**What you need to do:** Output every line below exactly, please, omitting pictures.

**Dataset:**
──────────────────────────────
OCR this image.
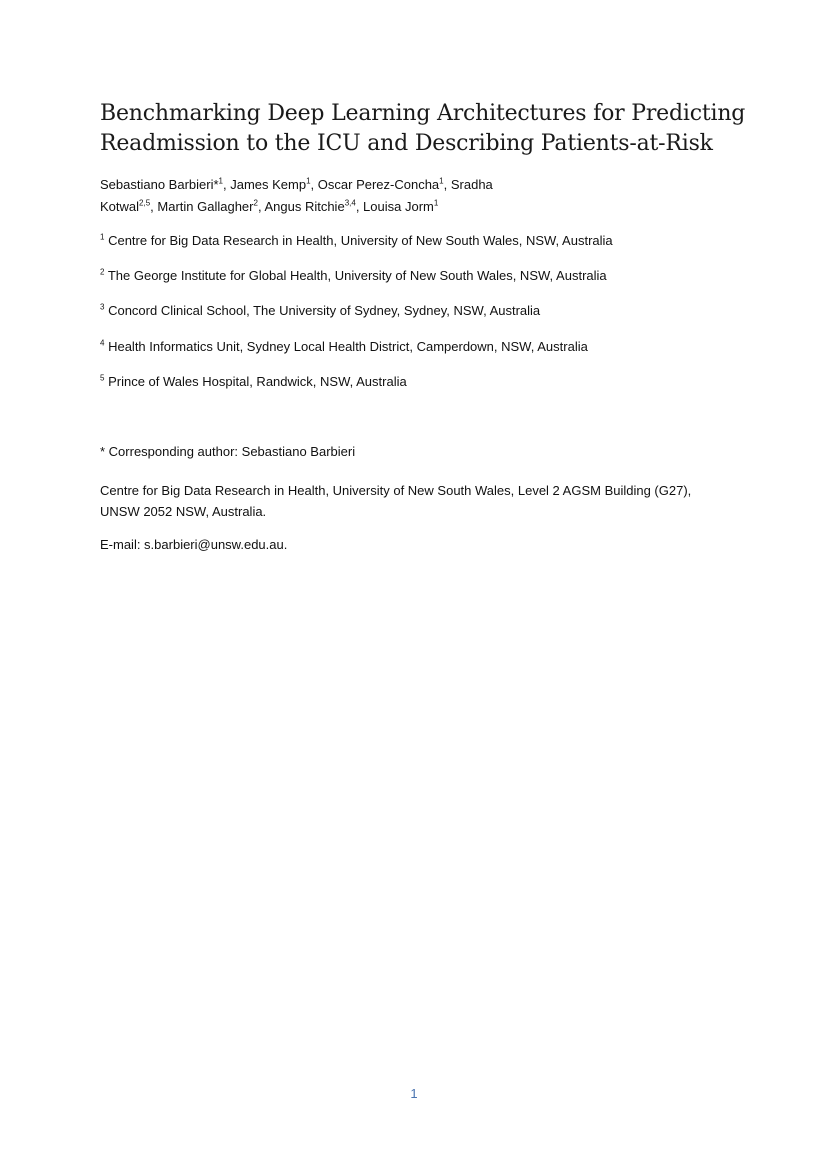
Benchmarking Deep Learning Architectures for Predicting
Readmission to the ICU and Describing Patients-at-Risk

Sebastiano Barbieri*$^1$, James Kemp$^1$, Oscar Perez-Concha$^1$, Sradha
Kotwal$^{2,5}$, Martin Gallagher$^2$, Angus Ritchie$^{3,4}$, Louisa Jorm$^1$

$^1$ Centre for Big Data Research in Health, University of New South Wales, NSW, Australia

$^2$ The George Institute for Global Health, University of New South Wales, NSW, Australia

$^3$ Concord Clinical School, The University of Sydney, Sydney, NSW, Australia

$^4$ Health Informatics Unit, Sydney Local Health District, Camperdown, NSW, Australia

$^5$ Prince of Wales Hospital, Randwick, NSW, Australia

* Corresponding author: Sebastiano Barbieri

Centre for Big Data Research in Health, University of New South Wales, Level 2 AGSM Building (G27),
UNSW 2052 NSW, Australia.

E-mail: s.barbieri@unsw.edu.au.

1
──────────────────────────────
**Answer area:**
OCR this image.
Benchmarking Deep Learning Architectures for Predicting
Readmission to the ICU and Describing Patients-at-Risk

Sebastiano Barbieri*$^1$, James Kemp$^1$, Oscar Perez-Concha$^1$, Sradha
Kotwal$^{2,5}$, Martin Gallagher$^2$, Angus Ritchie$^{3,4}$, Louisa Jorm$^1$

$^1$ Centre for Big Data Research in Health, University of New South Wales, NSW, Australia

$^2$ The George Institute for Global Health, University of New South Wales, NSW, Australia

$^3$ Concord Clinical School, The University of Sydney, Sydney, NSW, Australia

$^4$ Health Informatics Unit, Sydney Local Health District, Camperdown, NSW, Australia

$^5$ Prince of Wales Hospital, Randwick, NSW, Australia

* Corresponding author: Sebastiano Barbieri

Centre for Big Data Research in Health, University of New South Wales, Level 2 AGSM Building (G27),
UNSW 2052 NSW, Australia.

E-mail: s.barbieri@unsw.edu.au.

1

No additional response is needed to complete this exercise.